### Page text
* * * * *

Bernard Cohen's work is held in numerous public collections including the British Council, Tate, the Victoria & Albert Museum, and MoMA.
RICHARD SMITH, CBE (1931–2016)
Richard Smith was one of the most influential artists of his generation. After studying in the 1950s at the Royal College of Art alongside artists such as Peter Blake and Robyn Denny, Smith stood apart from the burgeoning Pop Art movement of the 1960s by melding the slick and vibrant imagery found in the commercial landscape with an expansive abstract painting language very much his own. He gained critical acclaim for extending the boundaries of painting into three dimensions, creating sculptural shaped canvases with monumental presence, which literally protruded into the space of the gallery.
Born in Hertfordshire in 1931, Richard Smith was awarded the prestigious Harkness Fellowship in 1959 which facilitated his move to New York, where he had his first solo show at Green Gallery. While still in his thirties Smith had a 1966 retrospective at the Whitechapel Gallery and participated in some of the most important exhibitions of his time, such as Place at the ICA in 1959; Situation at RBA Galleries in 1960; and Painting and Sculpture of a Decade at Tate in 1964. After being awarded the Grand Prize at the 9th São Paulo Biennial in 1967 and participating in Documenta IV, Kassel in 1968, Smith represented Britain at the 1970 Venice Biennale and was awarded the CBE in 1971. Seven Exhibitions 1961-75, a major retrospective, was held at Tate in 1975.
Smith's work is extensively held in public collections including the Arts Council England; The British Museum, London; Metropolitan Museum of Art, New York; the Museum of Modern Art, New York; Tate, London; Victoria and Albert Museum, London; Walker Art Center, Minneapolis; the Whitney Museum of American Art, New York; MIT, Boston; and Philadelphia Museum of Art.
LUCY JONES (b 1955)
British artist Lucy Jones is renowned for her raw, wild landscapes and distinctively provocative portraits, characterised by expressive abstract brushwork and vibrant colour. Balancing an intricate rendering of line and space in her landscapes with the powerful simplicity of her portraits, Jones' paintings conduct a journey through both interior landscapes and the external world beyond.

* * * * *

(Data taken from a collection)
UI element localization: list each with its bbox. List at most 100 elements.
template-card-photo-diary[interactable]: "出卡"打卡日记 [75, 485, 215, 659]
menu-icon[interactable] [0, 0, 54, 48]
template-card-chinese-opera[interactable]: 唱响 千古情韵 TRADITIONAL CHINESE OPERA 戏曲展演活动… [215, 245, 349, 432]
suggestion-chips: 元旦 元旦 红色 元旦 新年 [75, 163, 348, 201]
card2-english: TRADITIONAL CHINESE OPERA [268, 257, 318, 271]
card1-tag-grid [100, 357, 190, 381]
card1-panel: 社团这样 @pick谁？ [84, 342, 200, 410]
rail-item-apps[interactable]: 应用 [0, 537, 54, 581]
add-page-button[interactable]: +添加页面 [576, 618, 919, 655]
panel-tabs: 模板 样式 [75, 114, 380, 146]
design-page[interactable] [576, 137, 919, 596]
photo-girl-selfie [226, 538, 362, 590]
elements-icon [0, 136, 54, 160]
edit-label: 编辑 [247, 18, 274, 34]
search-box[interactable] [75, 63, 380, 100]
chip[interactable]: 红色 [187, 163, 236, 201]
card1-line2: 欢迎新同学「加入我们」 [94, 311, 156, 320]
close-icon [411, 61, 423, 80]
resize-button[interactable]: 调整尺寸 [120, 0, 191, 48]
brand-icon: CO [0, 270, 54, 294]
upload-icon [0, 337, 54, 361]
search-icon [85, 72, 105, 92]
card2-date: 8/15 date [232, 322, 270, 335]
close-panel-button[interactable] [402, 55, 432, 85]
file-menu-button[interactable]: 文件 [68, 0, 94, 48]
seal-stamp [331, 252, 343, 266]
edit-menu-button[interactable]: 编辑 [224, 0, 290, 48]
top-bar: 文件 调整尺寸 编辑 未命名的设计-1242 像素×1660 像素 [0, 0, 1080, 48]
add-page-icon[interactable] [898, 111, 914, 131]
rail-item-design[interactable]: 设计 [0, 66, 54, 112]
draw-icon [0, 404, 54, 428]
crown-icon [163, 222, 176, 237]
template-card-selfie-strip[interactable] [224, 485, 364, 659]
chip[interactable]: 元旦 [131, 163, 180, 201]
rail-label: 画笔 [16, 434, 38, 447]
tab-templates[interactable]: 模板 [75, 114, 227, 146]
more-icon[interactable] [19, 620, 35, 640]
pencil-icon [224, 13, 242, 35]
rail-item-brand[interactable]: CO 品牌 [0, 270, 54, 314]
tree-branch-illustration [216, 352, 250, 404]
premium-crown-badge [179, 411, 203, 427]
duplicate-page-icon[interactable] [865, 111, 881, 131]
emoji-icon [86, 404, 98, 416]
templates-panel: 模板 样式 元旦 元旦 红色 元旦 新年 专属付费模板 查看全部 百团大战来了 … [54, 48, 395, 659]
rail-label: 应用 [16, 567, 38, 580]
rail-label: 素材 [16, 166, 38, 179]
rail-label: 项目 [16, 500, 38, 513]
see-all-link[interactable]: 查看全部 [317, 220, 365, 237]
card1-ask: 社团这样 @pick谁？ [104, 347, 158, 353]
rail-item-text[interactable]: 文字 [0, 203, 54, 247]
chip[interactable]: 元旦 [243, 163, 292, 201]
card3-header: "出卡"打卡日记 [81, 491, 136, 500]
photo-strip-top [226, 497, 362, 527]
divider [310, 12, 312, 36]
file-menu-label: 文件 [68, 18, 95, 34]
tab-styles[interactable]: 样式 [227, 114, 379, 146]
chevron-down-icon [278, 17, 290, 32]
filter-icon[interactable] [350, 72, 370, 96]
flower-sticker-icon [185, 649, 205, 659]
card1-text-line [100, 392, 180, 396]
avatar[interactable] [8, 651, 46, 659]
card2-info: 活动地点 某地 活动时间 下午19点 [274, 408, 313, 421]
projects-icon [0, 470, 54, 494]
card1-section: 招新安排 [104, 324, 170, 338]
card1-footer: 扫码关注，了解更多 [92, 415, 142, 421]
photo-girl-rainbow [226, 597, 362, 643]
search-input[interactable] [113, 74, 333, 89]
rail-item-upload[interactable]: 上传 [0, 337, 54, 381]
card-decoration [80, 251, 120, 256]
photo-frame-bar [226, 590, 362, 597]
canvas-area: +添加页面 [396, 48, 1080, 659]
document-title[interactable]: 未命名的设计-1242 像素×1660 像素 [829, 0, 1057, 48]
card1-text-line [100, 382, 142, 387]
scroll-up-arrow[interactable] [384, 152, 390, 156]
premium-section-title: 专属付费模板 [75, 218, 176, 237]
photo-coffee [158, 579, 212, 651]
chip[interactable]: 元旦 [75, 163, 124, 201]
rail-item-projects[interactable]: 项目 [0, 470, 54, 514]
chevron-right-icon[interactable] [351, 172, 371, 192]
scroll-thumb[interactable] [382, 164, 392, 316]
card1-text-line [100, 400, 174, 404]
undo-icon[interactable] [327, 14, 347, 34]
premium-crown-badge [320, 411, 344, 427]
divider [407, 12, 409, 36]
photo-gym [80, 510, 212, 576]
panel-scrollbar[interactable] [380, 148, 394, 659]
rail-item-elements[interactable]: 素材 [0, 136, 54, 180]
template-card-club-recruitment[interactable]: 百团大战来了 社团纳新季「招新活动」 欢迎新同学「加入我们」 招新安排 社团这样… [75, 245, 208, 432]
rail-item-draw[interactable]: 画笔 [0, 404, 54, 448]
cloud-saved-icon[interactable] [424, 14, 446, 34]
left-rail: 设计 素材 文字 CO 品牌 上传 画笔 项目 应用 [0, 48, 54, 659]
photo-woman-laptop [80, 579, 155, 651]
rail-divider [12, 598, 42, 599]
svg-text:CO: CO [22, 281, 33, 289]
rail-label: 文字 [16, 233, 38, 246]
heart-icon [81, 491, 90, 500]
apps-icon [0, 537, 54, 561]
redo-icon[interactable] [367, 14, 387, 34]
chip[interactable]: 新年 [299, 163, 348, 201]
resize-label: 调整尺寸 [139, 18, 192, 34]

* * * * *

### Exercise tasks
**a)** Translate this sentence from the artist biographies into Spanish: "Richard Smith was one of the most influential artists of his generation."
**b)** Copy everything in the records from the start down to the line containing "template-card-chinese-opera[interactable]: 唱响 千古情韵", swapping "interactable" for "clickable" and leaving all else unchanged.

### Outputs for the tasks
**a)** Richard Smith fue uno de los artistas más influyentes de su generación.

**b)**
UI element localization: list each with its bbox. List at most 100 elements.
template-card-photo-diary[clickable]: "出卡"打卡日记 [75, 485, 215, 659]
menu-icon[clickable] [0, 0, 54, 48]
template-card-chinese-opera[clickable]: 唱响 千古情韵 TRADITIONAL CHINESE OPERA 戏曲展演活动… [215, 245, 349, 432]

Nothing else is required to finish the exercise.